Job
Restate the entire listing word for word.

Dataset
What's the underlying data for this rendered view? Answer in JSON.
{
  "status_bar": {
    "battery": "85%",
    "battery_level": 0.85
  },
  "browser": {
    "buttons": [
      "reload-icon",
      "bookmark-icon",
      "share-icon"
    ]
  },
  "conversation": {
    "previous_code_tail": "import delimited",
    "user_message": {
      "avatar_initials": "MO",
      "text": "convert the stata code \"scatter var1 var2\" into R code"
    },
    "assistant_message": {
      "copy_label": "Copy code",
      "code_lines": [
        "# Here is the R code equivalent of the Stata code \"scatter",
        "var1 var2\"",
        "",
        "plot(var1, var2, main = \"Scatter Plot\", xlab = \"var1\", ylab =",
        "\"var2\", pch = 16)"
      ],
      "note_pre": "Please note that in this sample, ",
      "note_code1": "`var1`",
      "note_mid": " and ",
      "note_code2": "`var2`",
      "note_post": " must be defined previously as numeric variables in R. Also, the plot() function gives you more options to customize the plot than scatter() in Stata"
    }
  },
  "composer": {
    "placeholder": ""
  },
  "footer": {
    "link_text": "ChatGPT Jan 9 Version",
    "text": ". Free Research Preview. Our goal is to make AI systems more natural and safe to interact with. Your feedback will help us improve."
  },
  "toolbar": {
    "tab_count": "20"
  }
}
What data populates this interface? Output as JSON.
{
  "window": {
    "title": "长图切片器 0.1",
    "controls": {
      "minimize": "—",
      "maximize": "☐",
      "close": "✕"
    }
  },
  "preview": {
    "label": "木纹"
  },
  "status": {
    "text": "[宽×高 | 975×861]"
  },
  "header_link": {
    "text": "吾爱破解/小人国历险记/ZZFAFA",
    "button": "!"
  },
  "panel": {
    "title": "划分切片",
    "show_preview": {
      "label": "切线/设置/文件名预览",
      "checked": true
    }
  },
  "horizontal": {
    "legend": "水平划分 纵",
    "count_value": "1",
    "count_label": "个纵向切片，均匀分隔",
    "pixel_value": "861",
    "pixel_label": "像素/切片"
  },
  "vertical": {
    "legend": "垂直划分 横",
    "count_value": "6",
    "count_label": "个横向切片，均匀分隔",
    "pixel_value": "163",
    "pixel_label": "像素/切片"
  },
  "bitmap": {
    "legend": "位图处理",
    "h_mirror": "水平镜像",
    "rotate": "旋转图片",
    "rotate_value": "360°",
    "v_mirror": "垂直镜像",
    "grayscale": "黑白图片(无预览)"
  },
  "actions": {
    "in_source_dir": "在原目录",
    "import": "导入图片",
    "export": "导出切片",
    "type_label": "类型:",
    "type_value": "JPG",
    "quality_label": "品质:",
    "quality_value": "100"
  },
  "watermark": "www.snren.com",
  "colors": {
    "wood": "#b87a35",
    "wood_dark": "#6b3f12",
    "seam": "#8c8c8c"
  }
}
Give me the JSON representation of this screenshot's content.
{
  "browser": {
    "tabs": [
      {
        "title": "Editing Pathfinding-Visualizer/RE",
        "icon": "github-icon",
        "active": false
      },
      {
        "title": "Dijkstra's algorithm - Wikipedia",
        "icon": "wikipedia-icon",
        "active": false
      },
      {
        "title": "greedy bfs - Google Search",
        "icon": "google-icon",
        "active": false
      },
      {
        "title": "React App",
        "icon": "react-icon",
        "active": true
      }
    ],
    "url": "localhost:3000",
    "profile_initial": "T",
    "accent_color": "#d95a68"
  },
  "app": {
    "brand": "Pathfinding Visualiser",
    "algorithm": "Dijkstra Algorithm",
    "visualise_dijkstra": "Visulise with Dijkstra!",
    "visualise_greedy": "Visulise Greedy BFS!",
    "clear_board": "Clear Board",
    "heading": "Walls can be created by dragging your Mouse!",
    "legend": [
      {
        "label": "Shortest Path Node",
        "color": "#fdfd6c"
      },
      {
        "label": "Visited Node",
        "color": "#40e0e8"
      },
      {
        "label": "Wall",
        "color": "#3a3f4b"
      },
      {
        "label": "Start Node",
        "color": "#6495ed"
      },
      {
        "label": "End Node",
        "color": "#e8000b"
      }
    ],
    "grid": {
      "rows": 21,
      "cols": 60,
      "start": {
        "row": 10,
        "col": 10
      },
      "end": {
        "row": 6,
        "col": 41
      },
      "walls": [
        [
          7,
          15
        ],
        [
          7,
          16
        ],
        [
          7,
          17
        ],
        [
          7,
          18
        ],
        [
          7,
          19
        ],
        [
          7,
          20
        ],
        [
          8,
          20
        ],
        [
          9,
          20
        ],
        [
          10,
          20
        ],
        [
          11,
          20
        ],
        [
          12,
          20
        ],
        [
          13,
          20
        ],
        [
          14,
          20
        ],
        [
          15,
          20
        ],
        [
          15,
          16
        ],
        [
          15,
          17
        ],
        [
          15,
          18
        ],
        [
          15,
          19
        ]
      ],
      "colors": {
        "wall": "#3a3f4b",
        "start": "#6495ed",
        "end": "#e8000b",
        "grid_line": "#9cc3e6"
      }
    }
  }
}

Solution
What's the underlying data for this rendered view? Answer in JSON.
{
  "status_bar": {
    "battery": "85%",
    "battery_level": 0.85
  },
  "browser": {
    "buttons": [
      "reload-icon",
      "bookmark-icon",
      "share-icon"
    ]
  },
  "conversation": {
    "previous_code_tail": "import delimited",
    "user_message": {
      "avatar_initials": "MO",
      "text": "convert the stata code \"scatter var1 var2\" into R code"
    },
    "assistant_message": {
      "copy_label": "Copy code",
      "code_lines": [
        "# Here is the R code equivalent of the Stata code \"scatter",
        "var1 var2\"",
        "",
        "plot(var1, var2, main = \"Scatter Plot\", xlab = \"var1\", ylab =",
        "\"var2\", pch = 16)"
      ],
      "note_pre": "Please note that in this sample, ",
      "note_code1": "`var1`",
      "note_mid": " and ",
      "note_code2": "`var2`",
      "note_post": " must be defined previously as numeric variables in R. Also, the plot() function gives you more options to customize the plot than scatter() in Stata"
    }
  },
  "composer": {
    "placeholder": ""
  },
  "footer": {
    "link_text": "ChatGPT Jan 9 Version",
    "text": ". Free Research Preview. Our goal is to make AI systems more natural and safe to interact with. Your feedback will help us improve."
  },
  "toolbar": {
    "tab_count": "20"
  }
}
What data populates this interface? Output as JSON.
{
  "window": {
    "title": "长图切片器 0.1",
    "controls": {
      "minimize": "—",
      "maximize": "☐",
      "close": "✕"
    }
  },
  "preview": {
    "label": "木纹"
  },
  "status": {
    "text": "[宽×高 | 975×861]"
  },
  "header_link": {
    "text": "吾爱破解/小人国历险记/ZZFAFA",
    "button": "!"
  },
  "panel": {
    "title": "划分切片",
    "show_preview": {
      "label": "切线/设置/文件名预览",
      "checked": true
    }
  },
  "horizontal": {
    "legend": "水平划分 纵",
    "count_value": "1",
    "count_label": "个纵向切片，均匀分隔",
    "pixel_value": "861",
    "pixel_label": "像素/切片"
  },
  "vertical": {
    "legend": "垂直划分 横",
    "count_value": "6",
    "count_label": "个横向切片，均匀分隔",
    "pixel_value": "163",
    "pixel_label": "像素/切片"
  },
  "bitmap": {
    "legend": "位图处理",
    "h_mirror": "水平镜像",
    "rotate": "旋转图片",
    "rotate_value": "360°",
    "v_mirror": "垂直镜像",
    "grayscale": "黑白图片(无预览)"
  },
  "actions": {
    "in_source_dir": "在原目录",
    "import": "导入图片",
    "export": "导出切片",
    "type_label": "类型:",
    "type_value": "JPG",
    "quality_label": "品质:",
    "quality_value": "100"
  },
  "watermark": "www.snren.com",
  "colors": {
    "wood": "#b87a35",
    "wood_dark": "#6b3f12",
    "seam": "#8c8c8c"
  }
}
Give me the JSON representation of this screenshot's content.
{
  "browser": {
    "tabs": [
      {
        "title": "Editing Pathfinding-Visualizer/RE",
        "icon": "github-icon",
        "active": false
      },
      {
        "title": "Dijkstra's algorithm - Wikipedia",
        "icon": "wikipedia-icon",
        "active": false
      },
      {
        "title": "greedy bfs - Google Search",
        "icon": "google-icon",
        "active": false
      },
      {
        "title": "React App",
        "icon": "react-icon",
        "active": true
      }
    ],
    "url": "localhost:3000",
    "profile_initial": "T",
    "accent_color": "#d95a68"
  },
  "app": {
    "brand": "Pathfinding Visualiser",
    "algorithm": "Dijkstra Algorithm",
    "visualise_dijkstra": "Visulise with Dijkstra!",
    "visualise_greedy": "Visulise Greedy BFS!",
    "clear_board": "Clear Board",
    "heading": "Walls can be created by dragging your Mouse!",
    "legend": [
      {
        "label": "Shortest Path Node",
        "color": "#fdfd6c"
      },
      {
        "label": "Visited Node",
        "color": "#40e0e8"
      },
      {
        "label": "Wall",
        "color": "#3a3f4b"
      },
      {
        "label": "Start Node",
        "color": "#6495ed"
      },
      {
        "label": "End Node",
        "color": "#e8000b"
      }
    ],
    "grid": {
      "rows": 21,
      "cols": 60,
      "start": {
        "row": 10,
        "col": 10
      },
      "end": {
        "row": 6,
        "col": 41
      },
      "walls": [
        [
          7,
          15
        ],
        [
          7,
          16
        ],
        [
          7,
          17
        ],
        [
          7,
          18
        ],
        [
          7,
          19
        ],
        [
          7,
          20
        ],
        [
          8,
          20
        ],
        [
          9,
          20
        ],
        [
          10,
          20
        ],
        [
          11,
          20
        ],
        [
          12,
          20
        ],
        [
          13,
          20
        ],
        [
          14,
          20
        ],
        [
          15,
          20
        ],
        [
          15,
          16
        ],
        [
          15,
          17
        ],
        [
          15,
          18
        ],
        [
          15,
          19
        ]
      ],
      "colors": {
        "wall": "#3a3f4b",
        "start": "#6495ed",
        "end": "#e8000b",
        "grid_line": "#9cc3e6"
      }
    }
  }
}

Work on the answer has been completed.